**Entries supplied**:

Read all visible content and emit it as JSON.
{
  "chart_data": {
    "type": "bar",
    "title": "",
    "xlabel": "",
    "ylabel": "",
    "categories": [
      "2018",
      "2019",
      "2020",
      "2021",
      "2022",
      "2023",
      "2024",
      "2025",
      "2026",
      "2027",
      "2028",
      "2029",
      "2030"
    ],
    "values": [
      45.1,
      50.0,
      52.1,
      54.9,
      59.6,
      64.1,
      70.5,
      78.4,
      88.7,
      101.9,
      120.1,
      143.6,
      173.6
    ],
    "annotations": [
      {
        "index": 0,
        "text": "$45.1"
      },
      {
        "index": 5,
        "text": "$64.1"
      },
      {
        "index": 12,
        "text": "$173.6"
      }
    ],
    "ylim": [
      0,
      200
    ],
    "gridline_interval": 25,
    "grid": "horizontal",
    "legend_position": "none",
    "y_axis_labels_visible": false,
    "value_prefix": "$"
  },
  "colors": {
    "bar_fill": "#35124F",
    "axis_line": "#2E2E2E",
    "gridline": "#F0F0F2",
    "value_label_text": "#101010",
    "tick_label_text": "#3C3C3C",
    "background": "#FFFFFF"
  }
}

**Work to complete**: Return the entries above exactly, each one complete.

**Answer to this exercise**:
Read all visible content and emit it as JSON.
{
  "chart_data": {
    "type": "bar",
    "title": "",
    "xlabel": "",
    "ylabel": "",
    "categories": [
      "2018",
      "2019",
      "2020",
      "2021",
      "2022",
      "2023",
      "2024",
      "2025",
      "2026",
      "2027",
      "2028",
      "2029",
      "2030"
    ],
    "values": [
      45.1,
      50.0,
      52.1,
      54.9,
      59.6,
      64.1,
      70.5,
      78.4,
      88.7,
      101.9,
      120.1,
      143.6,
      173.6
    ],
    "annotations": [
      {
        "index": 0,
        "text": "$45.1"
      },
      {
        "index": 5,
        "text": "$64.1"
      },
      {
        "index": 12,
        "text": "$173.6"
      }
    ],
    "ylim": [
      0,
      200
    ],
    "gridline_interval": 25,
    "grid": "horizontal",
    "legend_position": "none",
    "y_axis_labels_visible": false,
    "value_prefix": "$"
  },
  "colors": {
    "bar_fill": "#35124F",
    "axis_line": "#2E2E2E",
    "gridline": "#F0F0F2",
    "value_label_text": "#101010",
    "tick_label_text": "#3C3C3C",
    "background": "#FFFFFF"
  }
}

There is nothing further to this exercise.